Explore the material.
• A. In the passage on units of work, what does DefaultUnitOfWork expect about how processing happens?
• B. In the code sample of the passage on units of work, which methods are called on the uow object?
• C. Carry on the passage on units of work from its final line.

When using framework components to process messages, the lifecycle of the unit of work will be automatically managed for you. If you choose not to use these components, but implement processing yourself, you will need to programmatically start and commit (or roll back) a unit of work instead.

In most cases, the DefaultUnitOfWork will provide you with the functionality you need. It expects processing to happen within a single thread. To execute a task in the context of a unit of work, simply call UnitOfWork.execute(Runnable) or UnitOfWork.executeWithResult(Callable) on a new DefaultUnitOfWork. The unit of work will be started and committed when the task completes, or rolled back if the task fails. You can also choose to manually start, commit or rollback the unit of work if you need more control.

Typical usage is as follows:

UnitOfWork uow = DefaultUnitOfWork.startAndGet(message);
// then, either use the autocommit approach:
uow.executeWithResult(() -> ... logic here);

// or manually commit or rollback:
try {
    // business logic comes here
    uow.commit();
} catch (Exception e) {
    uow.rollback(e);
    // maybe rethrow...

Material provided.
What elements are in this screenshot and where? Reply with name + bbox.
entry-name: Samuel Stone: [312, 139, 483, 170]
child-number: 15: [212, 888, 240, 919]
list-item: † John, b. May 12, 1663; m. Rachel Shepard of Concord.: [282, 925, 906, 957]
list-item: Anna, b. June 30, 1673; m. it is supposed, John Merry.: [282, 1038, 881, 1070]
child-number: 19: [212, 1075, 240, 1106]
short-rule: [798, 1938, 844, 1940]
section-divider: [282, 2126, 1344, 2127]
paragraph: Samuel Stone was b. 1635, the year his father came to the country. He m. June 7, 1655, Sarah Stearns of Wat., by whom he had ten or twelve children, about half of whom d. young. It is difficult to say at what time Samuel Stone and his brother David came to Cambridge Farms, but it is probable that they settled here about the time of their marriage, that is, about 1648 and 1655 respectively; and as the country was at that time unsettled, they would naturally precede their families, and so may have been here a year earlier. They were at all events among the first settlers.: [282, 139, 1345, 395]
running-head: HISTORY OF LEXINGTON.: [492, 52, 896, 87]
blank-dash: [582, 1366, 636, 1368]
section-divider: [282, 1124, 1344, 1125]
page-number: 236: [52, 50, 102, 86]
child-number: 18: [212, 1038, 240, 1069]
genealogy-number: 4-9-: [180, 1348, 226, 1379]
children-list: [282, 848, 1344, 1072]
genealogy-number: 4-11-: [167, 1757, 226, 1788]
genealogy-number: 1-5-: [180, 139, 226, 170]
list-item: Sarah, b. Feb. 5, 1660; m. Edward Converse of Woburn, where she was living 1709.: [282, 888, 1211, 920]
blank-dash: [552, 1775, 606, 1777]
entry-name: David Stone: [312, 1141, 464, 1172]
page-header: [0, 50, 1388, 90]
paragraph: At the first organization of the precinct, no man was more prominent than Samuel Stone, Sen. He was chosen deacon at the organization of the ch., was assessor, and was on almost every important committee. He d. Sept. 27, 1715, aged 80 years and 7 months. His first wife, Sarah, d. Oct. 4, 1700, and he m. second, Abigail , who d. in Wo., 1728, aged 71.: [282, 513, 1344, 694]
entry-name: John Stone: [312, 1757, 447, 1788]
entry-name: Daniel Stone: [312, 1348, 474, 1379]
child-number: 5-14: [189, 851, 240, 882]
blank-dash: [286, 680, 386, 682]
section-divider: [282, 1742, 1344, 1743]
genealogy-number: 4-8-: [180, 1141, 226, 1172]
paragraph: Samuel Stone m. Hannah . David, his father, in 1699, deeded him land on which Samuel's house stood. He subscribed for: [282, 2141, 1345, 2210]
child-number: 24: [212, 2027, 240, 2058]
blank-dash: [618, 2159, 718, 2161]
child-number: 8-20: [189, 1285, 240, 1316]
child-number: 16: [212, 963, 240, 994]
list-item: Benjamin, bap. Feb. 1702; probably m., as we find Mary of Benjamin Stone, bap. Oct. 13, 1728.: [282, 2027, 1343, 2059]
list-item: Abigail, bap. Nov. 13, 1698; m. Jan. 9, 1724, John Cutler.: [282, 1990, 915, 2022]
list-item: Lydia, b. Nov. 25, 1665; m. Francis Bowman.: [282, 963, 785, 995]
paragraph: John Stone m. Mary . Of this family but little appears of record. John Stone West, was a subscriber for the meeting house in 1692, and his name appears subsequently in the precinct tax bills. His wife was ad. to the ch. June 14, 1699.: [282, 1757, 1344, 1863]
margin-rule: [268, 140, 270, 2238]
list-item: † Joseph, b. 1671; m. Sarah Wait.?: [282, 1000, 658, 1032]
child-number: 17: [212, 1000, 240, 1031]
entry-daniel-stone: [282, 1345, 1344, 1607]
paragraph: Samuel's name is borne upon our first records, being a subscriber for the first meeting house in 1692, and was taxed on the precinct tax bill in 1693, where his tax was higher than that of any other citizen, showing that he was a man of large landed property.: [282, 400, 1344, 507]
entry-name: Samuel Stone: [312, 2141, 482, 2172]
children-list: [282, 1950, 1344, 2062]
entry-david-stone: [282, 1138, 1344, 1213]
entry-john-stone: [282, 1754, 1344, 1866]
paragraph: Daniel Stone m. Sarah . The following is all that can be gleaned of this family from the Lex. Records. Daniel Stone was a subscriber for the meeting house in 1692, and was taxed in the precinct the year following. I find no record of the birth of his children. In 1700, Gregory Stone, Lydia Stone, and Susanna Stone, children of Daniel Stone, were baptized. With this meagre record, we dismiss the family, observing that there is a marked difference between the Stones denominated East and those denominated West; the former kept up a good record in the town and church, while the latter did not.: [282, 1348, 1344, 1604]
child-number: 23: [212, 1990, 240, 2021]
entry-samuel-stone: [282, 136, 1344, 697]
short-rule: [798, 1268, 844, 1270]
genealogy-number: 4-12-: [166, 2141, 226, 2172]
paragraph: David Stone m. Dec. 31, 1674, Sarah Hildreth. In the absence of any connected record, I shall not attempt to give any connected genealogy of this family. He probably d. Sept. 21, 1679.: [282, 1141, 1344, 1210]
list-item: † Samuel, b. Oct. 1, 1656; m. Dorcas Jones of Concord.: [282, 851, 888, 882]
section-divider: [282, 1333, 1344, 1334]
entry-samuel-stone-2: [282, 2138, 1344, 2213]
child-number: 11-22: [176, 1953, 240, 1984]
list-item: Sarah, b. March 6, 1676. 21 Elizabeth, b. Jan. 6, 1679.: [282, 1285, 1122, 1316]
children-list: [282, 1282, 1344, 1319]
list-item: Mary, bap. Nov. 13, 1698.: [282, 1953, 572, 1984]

Answer set.
• A. It expects processing to happen within a single thread.

• B. executeWithResult, commit, rollback

• C.
}
The Unit Of Work is focused around a Message

The Unit of Work revolves around messages. It is always started with a message to be processed. As a result of a Unit-of-Work’s execution (executeWithResult(…​)) a ResultMessage will be returned and the actual execution result will be the payload of that ResultMessage. If problems arose during message processing, we get an exceptional ResultMessage - isExceptional() will return true and exceptionResult() will get us the actual Throwable indicating what went wrong.

A UnitOfWork knows several phases. Each time it progresses to another phase, the listeners are notified.

  • Active phase - this is where the Unit of Work is started. The unit of work is generally registered with the current thread in this phase (through CurrentUnitOfWork.set(UnitOfWork)). Subsequently, the message is typically handled by a message handler in this phase.

  • Commit phase - after processing of the message is done but before the Unit of Work is committed, the onPrepareCommit listeners are invoked. If a Unit of Work is bound to a transaction, the onCommit listeners are invoked to commit any supporting transactions. When the commit succeeds, the afterCommit listeners are invoked. If a commit or any step before fails, the onRollback listeners are invoked. The message handler result is contained in the ExecutionResult of the unit of work, if available.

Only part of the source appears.